» **Problem set**:
(a) Answer these from the processor API documentation, one per line:
(i) What does words_splitter become if it is None?
(ii) What is the return type of get_dict?
(iii) What kind of mask does prepare_word_mask create when token_level is True?
(b) Carry on the processor API documentation from its last line, in the same format.
— BEGIN Text block —
Initialize the base processor.

Parameters:

• config – Configuration object containing model and processing parameters.

• tokenizer – Transformer tokenizer for subword tokenization.

• words_splitter – Word-level tokenizer/splitter. If None, creates one based on config.words_splitter_type.

static get_dict(spans, classes_to_id)

Create a dictionary mapping spans to their class IDs.

Parameters:

• spans (List[Tuple[int, int, str]]) – List of tuples (start, end, label) representing entity spans.

• classes_to_id (Dict[str, int]) – Mapping from class labels to integer IDs.

Returns:

Dictionary mapping (start, end) tuples to class IDs.

Return type:

Dict[Tuple[int, int], int]

abstract preprocess_example(tokens, ner, classes_to_id)

Preprocess a single example for model input.

Parameters:

• tokens (List[str]) – List of token strings.

• ner (List[Tuple[int, int, str]]) – List of NER annotations as (start, end, label) tuples.

• classes_to_id (Dict[str, int]) – Mapping from class labels to integer IDs.

Returns:

Dictionary containing preprocessed example data.

Raises:

NotImplementedError – Must be implemented by subclasses.

Return type:

Dict

abstract create_labels()

Create label tensors from batch data.

Returns:

Tensor containing labels for the batch.

Raises:

NotImplementedError – Must be implemented by subclasses.

Return type:

Tensor

abstract tokenize_and_prepare_labels()

Tokenize inputs and prepare labels for a batch.

Raises:

NotImplementedError – Must be implemented by subclasses.

prepare_inputs(texts, entities, blank=None, add_entities=True, **kwargs)

Prepare input texts with entity type prompts.

Prepends entity type special tokens that aggregates entity label information.

Parameters:

• texts (Sequence[Sequence[str]]) – Sequences of token strings, one per example.

• entities (Sequence[Sequence[str]] | Dict[int, Sequence[str]] | Sequence[str]) – Entity types to extract. Can be: - List of lists (per-example entity types) - Dictionary (shared entity types) - List of strings (same types for all examples)

• blank (str | None) – Optional blank entity token for zero-shot scenarios.

• add_entities (bool | None) – Whether to add entity text string to the prompt.

• **kwargs – Additional keyword arguments.

Returns:

• List of input text sequences with prepended prompts

• List of prompt lengths for each example

Return type:

Tuple containing

prepare_word_mask(texts, tokenized_inputs, skip_first_words=None, token_level=False)

Prepare word-level masks for tokenized inputs.

Creates masks that map subword tokens back to their original words.

Parameters:

• texts – Original text sequences.

• tokenized_inputs – Tokenized inputs from transformer tokenizer.

• skip_first_words – Optional list of word counts to skip per example (e.g., prompt words).

• token_level – If True, create token-level masks instead of word-level.

Returns:

Word mask array.

tokenize_inputs(texts, entities, blank=None, **kwargs)

Tokenize input texts with entity prompts.

Parameters:

• texts – Sequences of token strings.
— END Text block —
— BEGIN Entries —
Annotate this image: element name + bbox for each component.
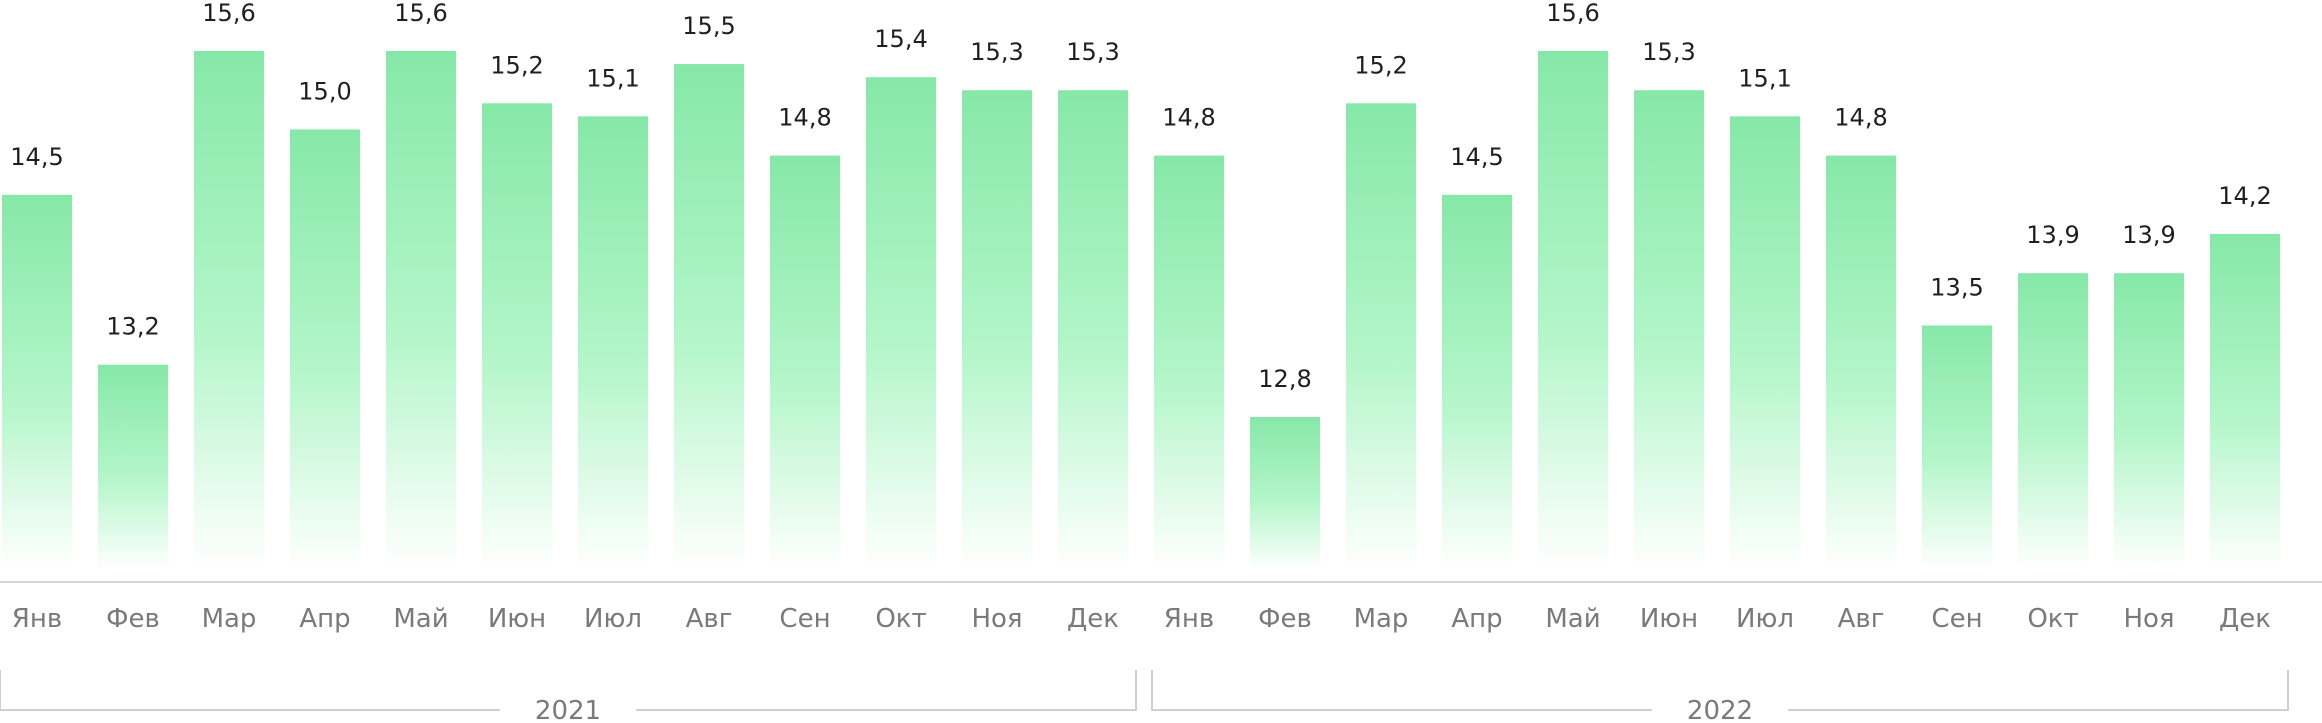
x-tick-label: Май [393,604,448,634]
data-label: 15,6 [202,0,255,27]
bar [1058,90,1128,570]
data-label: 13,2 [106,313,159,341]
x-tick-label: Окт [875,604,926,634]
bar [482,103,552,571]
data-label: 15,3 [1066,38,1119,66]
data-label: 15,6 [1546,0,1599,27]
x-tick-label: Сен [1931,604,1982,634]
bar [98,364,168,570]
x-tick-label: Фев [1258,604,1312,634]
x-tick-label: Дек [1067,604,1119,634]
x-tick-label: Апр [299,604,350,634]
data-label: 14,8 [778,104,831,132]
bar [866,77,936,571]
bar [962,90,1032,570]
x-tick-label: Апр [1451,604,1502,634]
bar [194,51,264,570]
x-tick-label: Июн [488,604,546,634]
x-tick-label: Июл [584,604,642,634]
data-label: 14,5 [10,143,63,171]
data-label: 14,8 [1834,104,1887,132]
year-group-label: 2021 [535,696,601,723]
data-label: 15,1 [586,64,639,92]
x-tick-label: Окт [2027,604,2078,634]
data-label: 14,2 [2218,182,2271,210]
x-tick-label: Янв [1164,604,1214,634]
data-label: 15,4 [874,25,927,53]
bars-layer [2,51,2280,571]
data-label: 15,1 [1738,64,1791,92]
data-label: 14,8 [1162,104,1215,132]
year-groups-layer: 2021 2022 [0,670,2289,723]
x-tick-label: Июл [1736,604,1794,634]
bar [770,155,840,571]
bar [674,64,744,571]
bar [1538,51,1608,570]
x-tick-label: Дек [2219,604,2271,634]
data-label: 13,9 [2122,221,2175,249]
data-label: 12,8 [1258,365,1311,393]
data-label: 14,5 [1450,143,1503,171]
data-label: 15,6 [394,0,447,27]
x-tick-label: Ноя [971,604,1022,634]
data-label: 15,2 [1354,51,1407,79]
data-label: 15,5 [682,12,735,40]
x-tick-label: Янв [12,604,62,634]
— END Entries —
» **Final results**:
(a)
(i) One is created based on config.words_splitter_type.
(ii) Dict[Tuple[int, int], int]
(iii) A token-level mask instead of a word-level one.

(b)
• entities – Entity types for extraction.

• blank – Optional blank entity token.

• **kwargs – Additional keyword arguments.

Returns:

• input_ids: Token IDs

• attention_mask: Attention mask

• words_mask: Word-level mask

Return type:

Dictionary containing tokenized inputs with keys

batch_generate_class_mappings(batch_list, negatives=None, key='ner', sampled_neg=100)

Generate class mappings for a batch with negative sampling.

Creates bidirectional mappings between class labels and integer IDs, with support for negative type sampling to improve model robustness.

Parameters:

• batch_list (List[Dict]) – List of example dictionaries.

• negatives (List[str] | None) – Optional pre-sampled negative types. If None, samples from batch.

• key (str) – Key to access labels in batch dictionaries (default: ‘ner’).

• sampled_neg (int) – Number of negative types to sample if negatives is None.

Returns:

• List of class-to-ID mappings (one per example)

• List of ID-to-class mappings (one per example)

Return type:

Tuple containing

collate_raw_batch(batch_list, entity_types=None, negatives=None, class_to_ids=None, id_to_classes=None, key='ner')

Collate a raw batch with optional dynamic or provided label mappings.

Parameters:

• batch_list (List[Dict]) – List of raw example dictionaries.

• entity_types (List[str | List[str]] | None) – Optional predefined entity types. Can be a single list for all examples or list of lists for per-example types.

• negatives (List[str] | None) – Optional list of negative entity types.

• class_to_ids (Dict[str, int] | List[Dict[str, int]] | None) – Optional predefined class-to-ID mapping(s).

• id_to_classes (Dict[int, str] | List[Dict[int, str]] | None) – Optional predefined ID-to-class mapping(s).

• key – Key for accessing labels in batch (default: ‘ner’).

Returns:

Dictionary containing collated batch data ready for model input.

Return type:

Dict

collate_fn(batch, prepare_labels=True, *args, **kwargs)

Collate function for DataLoader.

Parameters:

• batch – Batch of examples from dataset.

• prepare_labels – Whether to prepare labels (default: True).

• *args – Variable length argument list.

• **kwargs – Arbitrary keyword arguments.

Returns:

Dictionary containing model inputs and labels.

abstract create_batch_dict(batch, class_to_ids, id_to_classes)

Create a batch dictionary from preprocessed examples.

Parameters:

• batch (List[Dict]) – List of preprocessed example dictionaries.

• class_to_ids (List[Dict[str, int]]) – List of class-to-ID mappings.

• id_to_classes (List[Dict[int, str]]) – List of ID-to-class mappings.

Returns:

Dictionary containing collated batch tensors.

Raises:

NotImplementedError – Must be implemented by subclasses.

Return type:

Dict

create_dataloader(data, entity_types=None, *args, **kwargs)

Create a PyTorch DataLoader with the processor’s collate function.

Parameters:

• data – Dataset to load.

• entity_types – Optional entity types for extraction.

• *args – Additional positional arguments for DataLoader.

• **kwargs – Additional keyword arguments for DataLoader.

Returns:

DataLoader instance configured with this processor’s collate_fn.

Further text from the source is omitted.